▸ **OBJECTIVE**: Copy every entry precisely.

▸ **INPUT ROWS**:
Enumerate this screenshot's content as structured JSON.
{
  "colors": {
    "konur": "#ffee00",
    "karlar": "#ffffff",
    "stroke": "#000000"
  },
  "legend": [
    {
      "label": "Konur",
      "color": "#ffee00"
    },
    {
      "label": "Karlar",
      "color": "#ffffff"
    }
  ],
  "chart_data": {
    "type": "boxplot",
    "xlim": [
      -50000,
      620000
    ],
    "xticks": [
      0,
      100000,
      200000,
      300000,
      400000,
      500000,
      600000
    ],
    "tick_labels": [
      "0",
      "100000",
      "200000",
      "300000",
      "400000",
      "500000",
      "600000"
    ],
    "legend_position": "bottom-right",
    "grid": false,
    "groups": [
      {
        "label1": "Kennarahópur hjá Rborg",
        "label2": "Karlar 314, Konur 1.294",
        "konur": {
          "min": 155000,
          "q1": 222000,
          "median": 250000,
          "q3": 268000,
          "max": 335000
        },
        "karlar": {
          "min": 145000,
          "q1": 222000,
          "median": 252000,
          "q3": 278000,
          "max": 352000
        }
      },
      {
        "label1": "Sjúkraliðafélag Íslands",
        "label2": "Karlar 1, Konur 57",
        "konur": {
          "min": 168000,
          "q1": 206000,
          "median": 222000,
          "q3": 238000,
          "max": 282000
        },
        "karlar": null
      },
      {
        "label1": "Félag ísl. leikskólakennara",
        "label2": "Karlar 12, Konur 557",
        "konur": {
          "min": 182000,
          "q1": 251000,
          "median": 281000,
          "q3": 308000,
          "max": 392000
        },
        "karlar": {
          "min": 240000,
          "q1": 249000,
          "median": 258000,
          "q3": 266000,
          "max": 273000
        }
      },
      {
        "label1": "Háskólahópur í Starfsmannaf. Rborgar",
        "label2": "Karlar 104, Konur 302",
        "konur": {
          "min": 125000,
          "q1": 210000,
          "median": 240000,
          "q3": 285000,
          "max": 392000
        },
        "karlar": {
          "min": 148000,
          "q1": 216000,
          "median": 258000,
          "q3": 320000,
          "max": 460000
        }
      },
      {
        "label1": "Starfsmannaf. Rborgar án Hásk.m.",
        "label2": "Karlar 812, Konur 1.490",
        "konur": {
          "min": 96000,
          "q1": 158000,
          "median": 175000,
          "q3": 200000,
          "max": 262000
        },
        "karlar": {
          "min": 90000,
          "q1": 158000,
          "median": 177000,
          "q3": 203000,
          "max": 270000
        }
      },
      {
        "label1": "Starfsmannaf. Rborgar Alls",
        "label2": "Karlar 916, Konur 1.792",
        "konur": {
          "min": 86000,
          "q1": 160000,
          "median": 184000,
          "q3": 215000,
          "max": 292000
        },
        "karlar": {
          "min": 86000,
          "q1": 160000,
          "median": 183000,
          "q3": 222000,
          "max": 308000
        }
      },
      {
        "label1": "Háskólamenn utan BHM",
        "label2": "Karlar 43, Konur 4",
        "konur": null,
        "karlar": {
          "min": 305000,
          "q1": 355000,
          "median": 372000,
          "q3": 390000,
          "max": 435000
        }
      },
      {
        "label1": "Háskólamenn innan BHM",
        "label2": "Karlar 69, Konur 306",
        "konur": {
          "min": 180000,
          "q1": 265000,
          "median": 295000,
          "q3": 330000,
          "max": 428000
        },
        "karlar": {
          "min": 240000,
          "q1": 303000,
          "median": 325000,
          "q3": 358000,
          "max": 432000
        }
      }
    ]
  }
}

▸ **WRITTEN ANSWER**:
Enumerate this screenshot's content as structured JSON.
{
  "colors": {
    "konur": "#ffee00",
    "karlar": "#ffffff",
    "stroke": "#000000"
  },
  "legend": [
    {
      "label": "Konur",
      "color": "#ffee00"
    },
    {
      "label": "Karlar",
      "color": "#ffffff"
    }
  ],
  "chart_data": {
    "type": "boxplot",
    "xlim": [
      -50000,
      620000
    ],
    "xticks": [
      0,
      100000,
      200000,
      300000,
      400000,
      500000,
      600000
    ],
    "tick_labels": [
      "0",
      "100000",
      "200000",
      "300000",
      "400000",
      "500000",
      "600000"
    ],
    "legend_position": "bottom-right",
    "grid": false,
    "groups": [
      {
        "label1": "Kennarahópur hjá Rborg",
        "label2": "Karlar 314, Konur 1.294",
        "konur": {
          "min": 155000,
          "q1": 222000,
          "median": 250000,
          "q3": 268000,
          "max": 335000
        },
        "karlar": {
          "min": 145000,
          "q1": 222000,
          "median": 252000,
          "q3": 278000,
          "max": 352000
        }
      },
      {
        "label1": "Sjúkraliðafélag Íslands",
        "label2": "Karlar 1, Konur 57",
        "konur": {
          "min": 168000,
          "q1": 206000,
          "median": 222000,
          "q3": 238000,
          "max": 282000
        },
        "karlar": null
      },
      {
        "label1": "Félag ísl. leikskólakennara",
        "label2": "Karlar 12, Konur 557",
        "konur": {
          "min": 182000,
          "q1": 251000,
          "median": 281000,
          "q3": 308000,
          "max": 392000
        },
        "karlar": {
          "min": 240000,
          "q1": 249000,
          "median": 258000,
          "q3": 266000,
          "max": 273000
        }
      },
      {
        "label1": "Háskólahópur í Starfsmannaf. Rborgar",
        "label2": "Karlar 104, Konur 302",
        "konur": {
          "min": 125000,
          "q1": 210000,
          "median": 240000,
          "q3": 285000,
          "max": 392000
        },
        "karlar": {
          "min": 148000,
          "q1": 216000,
          "median": 258000,
          "q3": 320000,
          "max": 460000
        }
      },
      {
        "label1": "Starfsmannaf. Rborgar án Hásk.m.",
        "label2": "Karlar 812, Konur 1.490",
        "konur": {
          "min": 96000,
          "q1": 158000,
          "median": 175000,
          "q3": 200000,
          "max": 262000
        },
        "karlar": {
          "min": 90000,
          "q1": 158000,
          "median": 177000,
          "q3": 203000,
          "max": 270000
        }
      },
      {
        "label1": "Starfsmannaf. Rborgar Alls",
        "label2": "Karlar 916, Konur 1.792",
        "konur": {
          "min": 86000,
          "q1": 160000,
          "median": 184000,
          "q3": 215000,
          "max": 292000
        },
        "karlar": {
          "min": 86000,
          "q1": 160000,
          "median": 183000,
          "q3": 222000,
          "max": 308000
        }
      },
      {
        "label1": "Háskólamenn utan BHM",
        "label2": "Karlar 43, Konur 4",
        "konur": null,
        "karlar": {
          "min": 305000,
          "q1": 355000,
          "median": 372000,
          "q3": 390000,
          "max": 435000
        }
      },
      {
        "label1": "Háskólamenn innan BHM",
        "label2": "Karlar 69, Konur 306",
        "konur": {
          "min": 180000,
          "q1": 265000,
          "median": 295000,
          "q3": 330000,
          "max": 428000
        },
        "karlar": {
          "min": 240000,
          "q1": 303000,
          "median": 325000,
          "q3": 358000,
          "max": 432000
        }
      }
    ]
  }
}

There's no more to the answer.